[Begin Input records]

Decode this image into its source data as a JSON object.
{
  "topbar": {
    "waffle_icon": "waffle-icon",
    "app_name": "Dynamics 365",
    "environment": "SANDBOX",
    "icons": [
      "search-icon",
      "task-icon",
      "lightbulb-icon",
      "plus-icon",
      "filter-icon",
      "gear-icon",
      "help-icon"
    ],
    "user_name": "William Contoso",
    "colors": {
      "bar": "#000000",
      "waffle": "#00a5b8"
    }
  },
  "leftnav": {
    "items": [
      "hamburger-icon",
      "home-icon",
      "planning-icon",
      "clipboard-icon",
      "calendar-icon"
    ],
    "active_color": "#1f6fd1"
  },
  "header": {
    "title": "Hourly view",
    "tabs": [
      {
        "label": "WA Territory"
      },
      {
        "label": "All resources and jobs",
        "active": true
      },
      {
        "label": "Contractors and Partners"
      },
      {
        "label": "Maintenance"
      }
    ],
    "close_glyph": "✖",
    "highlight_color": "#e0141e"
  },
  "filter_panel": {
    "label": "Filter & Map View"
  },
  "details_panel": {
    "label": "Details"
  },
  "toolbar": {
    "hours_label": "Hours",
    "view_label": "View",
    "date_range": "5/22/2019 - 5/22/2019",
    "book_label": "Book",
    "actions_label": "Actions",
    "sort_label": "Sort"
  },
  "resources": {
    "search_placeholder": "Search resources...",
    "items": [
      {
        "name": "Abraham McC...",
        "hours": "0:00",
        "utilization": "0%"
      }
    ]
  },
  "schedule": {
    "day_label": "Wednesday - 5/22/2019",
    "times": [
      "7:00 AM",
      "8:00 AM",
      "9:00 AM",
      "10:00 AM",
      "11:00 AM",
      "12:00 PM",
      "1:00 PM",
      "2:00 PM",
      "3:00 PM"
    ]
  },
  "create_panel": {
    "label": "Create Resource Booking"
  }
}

[End Input records]

• **Required task**:
Restate the whole listing exactly.

• **Worked answer**:
Decode this image into its source data as a JSON object.
{
  "topbar": {
    "waffle_icon": "waffle-icon",
    "app_name": "Dynamics 365",
    "environment": "SANDBOX",
    "icons": [
      "search-icon",
      "task-icon",
      "lightbulb-icon",
      "plus-icon",
      "filter-icon",
      "gear-icon",
      "help-icon"
    ],
    "user_name": "William Contoso",
    "colors": {
      "bar": "#000000",
      "waffle": "#00a5b8"
    }
  },
  "leftnav": {
    "items": [
      "hamburger-icon",
      "home-icon",
      "planning-icon",
      "clipboard-icon",
      "calendar-icon"
    ],
    "active_color": "#1f6fd1"
  },
  "header": {
    "title": "Hourly view",
    "tabs": [
      {
        "label": "WA Territory"
      },
      {
        "label": "All resources and jobs",
        "active": true
      },
      {
        "label": "Contractors and Partners"
      },
      {
        "label": "Maintenance"
      }
    ],
    "close_glyph": "✖",
    "highlight_color": "#e0141e"
  },
  "filter_panel": {
    "label": "Filter & Map View"
  },
  "details_panel": {
    "label": "Details"
  },
  "toolbar": {
    "hours_label": "Hours",
    "view_label": "View",
    "date_range": "5/22/2019 - 5/22/2019",
    "book_label": "Book",
    "actions_label": "Actions",
    "sort_label": "Sort"
  },
  "resources": {
    "search_placeholder": "Search resources...",
    "items": [
      {
        "name": "Abraham McC...",
        "hours": "0:00",
        "utilization": "0%"
      }
    ]
  },
  "schedule": {
    "day_label": "Wednesday - 5/22/2019",
    "times": [
      "7:00 AM",
      "8:00 AM",
      "9:00 AM",
      "10:00 AM",
      "11:00 AM",
      "12:00 PM",
      "1:00 PM",
      "2:00 PM",
      "3:00 PM"
    ]
  },
  "create_panel": {
    "label": "Create Resource Booking"
  }
}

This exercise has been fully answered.